Stored items from a collection
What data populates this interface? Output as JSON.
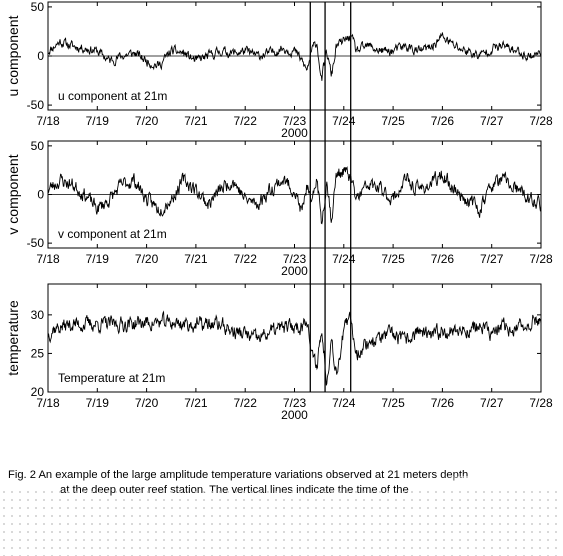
{
  "chart_data": [
    {
      "type": "line",
      "ylabel": "u component",
      "annotation": "u component at 21m",
      "ylim": [
        -55,
        55
      ],
      "yticks": [
        -50,
        0,
        50
      ],
      "xlim": [
        0,
        10
      ],
      "x_ticks": [
        {
          "value": 0,
          "label": "7/18"
        },
        {
          "value": 1,
          "label": "7/19"
        },
        {
          "value": 2,
          "label": "7/20"
        },
        {
          "value": 3,
          "label": "7/21"
        },
        {
          "value": 4,
          "label": "7/22"
        },
        {
          "value": 5,
          "label": "7/23"
        },
        {
          "value": 6,
          "label": "7/24"
        },
        {
          "value": 7,
          "label": "7/25"
        },
        {
          "value": 8,
          "label": "7/26"
        },
        {
          "value": 9,
          "label": "7/27"
        },
        {
          "value": 10,
          "label": "7/28"
        }
      ],
      "year_label": "2000",
      "zero_line": true,
      "series": [
        {
          "x": [
            0.0,
            0.25,
            0.5,
            0.75,
            1.0,
            1.25,
            1.5,
            1.75,
            2.0,
            2.25,
            2.5,
            2.75,
            3.0,
            3.25,
            3.5,
            3.75,
            4.0,
            4.25,
            4.5,
            4.75,
            5.0,
            5.15,
            5.25,
            5.35,
            5.45,
            5.55,
            5.65,
            5.75,
            5.85,
            6.0,
            6.15,
            6.25,
            6.5,
            6.75,
            7.0,
            7.25,
            7.5,
            7.75,
            8.0,
            8.25,
            8.5,
            8.75,
            9.0,
            9.25,
            9.5,
            9.75,
            10.0
          ],
          "values": [
            5,
            15,
            10,
            8,
            5,
            -5,
            0,
            3,
            -5,
            -10,
            5,
            3,
            -5,
            0,
            5,
            3,
            5,
            0,
            3,
            8,
            5,
            -5,
            -15,
            5,
            15,
            -25,
            5,
            -20,
            10,
            15,
            20,
            5,
            10,
            5,
            5,
            10,
            5,
            8,
            20,
            10,
            5,
            0,
            8,
            10,
            5,
            0,
            3
          ],
          "noise": 4,
          "seed": 11
        }
      ]
    },
    {
      "type": "line",
      "ylabel": "v component",
      "annotation": "v component at 21m",
      "ylim": [
        -55,
        55
      ],
      "yticks": [
        -50,
        0,
        50
      ],
      "xlim": [
        0,
        10
      ],
      "x_ticks": [
        {
          "value": 0,
          "label": "7/18"
        },
        {
          "value": 1,
          "label": "7/19"
        },
        {
          "value": 2,
          "label": "7/20"
        },
        {
          "value": 3,
          "label": "7/21"
        },
        {
          "value": 4,
          "label": "7/22"
        },
        {
          "value": 5,
          "label": "7/23"
        },
        {
          "value": 6,
          "label": "7/24"
        },
        {
          "value": 7,
          "label": "7/25"
        },
        {
          "value": 8,
          "label": "7/26"
        },
        {
          "value": 9,
          "label": "7/27"
        },
        {
          "value": 10,
          "label": "7/28"
        }
      ],
      "year_label": "2000",
      "zero_line": true,
      "series": [
        {
          "x": [
            0.0,
            0.25,
            0.5,
            0.75,
            1.0,
            1.25,
            1.5,
            1.75,
            2.0,
            2.25,
            2.5,
            2.75,
            3.0,
            3.25,
            3.5,
            3.75,
            4.0,
            4.25,
            4.5,
            4.75,
            5.0,
            5.15,
            5.25,
            5.35,
            5.45,
            5.55,
            5.65,
            5.75,
            5.85,
            6.0,
            6.15,
            6.25,
            6.5,
            6.75,
            7.0,
            7.25,
            7.5,
            7.75,
            8.0,
            8.25,
            8.5,
            8.75,
            9.0,
            9.25,
            9.5,
            9.75,
            10.0
          ],
          "values": [
            5,
            15,
            10,
            0,
            -15,
            -5,
            10,
            15,
            -5,
            -15,
            -5,
            15,
            5,
            -10,
            5,
            15,
            -5,
            -10,
            5,
            15,
            5,
            -20,
            10,
            -15,
            20,
            -30,
            15,
            -25,
            20,
            25,
            15,
            -5,
            10,
            5,
            -5,
            15,
            5,
            10,
            20,
            5,
            -5,
            -15,
            10,
            15,
            5,
            -5,
            -10
          ],
          "noise": 6,
          "seed": 23
        }
      ]
    },
    {
      "type": "line",
      "ylabel": "temperature",
      "annotation": "Temperature at 21m",
      "ylim": [
        20,
        34
      ],
      "yticks": [
        20,
        25,
        30
      ],
      "xlim": [
        0,
        10
      ],
      "x_ticks": [
        {
          "value": 0,
          "label": "7/18"
        },
        {
          "value": 1,
          "label": "7/19"
        },
        {
          "value": 2,
          "label": "7/20"
        },
        {
          "value": 3,
          "label": "7/21"
        },
        {
          "value": 4,
          "label": "7/22"
        },
        {
          "value": 5,
          "label": "7/23"
        },
        {
          "value": 6,
          "label": "7/24"
        },
        {
          "value": 7,
          "label": "7/25"
        },
        {
          "value": 8,
          "label": "7/26"
        },
        {
          "value": 9,
          "label": "7/27"
        },
        {
          "value": 10,
          "label": "7/28"
        }
      ],
      "year_label": "2000",
      "zero_line": false,
      "series": [
        {
          "x": [
            0.0,
            0.1,
            0.5,
            1.0,
            1.5,
            2.0,
            2.5,
            3.0,
            3.5,
            3.75,
            4.0,
            4.25,
            4.5,
            4.75,
            5.0,
            5.15,
            5.25,
            5.35,
            5.45,
            5.55,
            5.65,
            5.75,
            5.85,
            6.0,
            6.15,
            6.25,
            6.5,
            6.75,
            7.0,
            7.25,
            7.5,
            7.75,
            8.0,
            8.25,
            8.5,
            8.75,
            9.0,
            9.25,
            9.5,
            9.75,
            10.0
          ],
          "values": [
            27.5,
            28.2,
            28.8,
            28.8,
            28.8,
            29.0,
            29.0,
            28.7,
            28.8,
            27.8,
            27.5,
            26.8,
            27.8,
            28.3,
            28.5,
            28.5,
            30.0,
            24.5,
            23.5,
            28.0,
            21.5,
            27.0,
            22.5,
            28.0,
            29.5,
            25.0,
            26.5,
            27.0,
            27.5,
            26.5,
            28.0,
            27.0,
            28.0,
            28.0,
            28.0,
            28.5,
            27.5,
            28.5,
            28.0,
            29.0,
            29.5
          ],
          "noise": 0.8,
          "seed": 37
        }
      ]
    }
  ],
  "event_lines_x": [
    5.32,
    5.62,
    6.14
  ],
  "caption": {
    "line1": "Fig. 2  An example of the large amplitude temperature variations observed at 21 meters depth",
    "line2": "at the deep outer reef station.  The vertical lines indicate the time of the"
  }
}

What is required: Search the entries for the word "component" and gather every line where it appears.

Expected answer:
      "ylabel": "u component",
      "annotation": "u component at 21m",
      "ylabel": "v component",
      "annotation": "v component at 21m",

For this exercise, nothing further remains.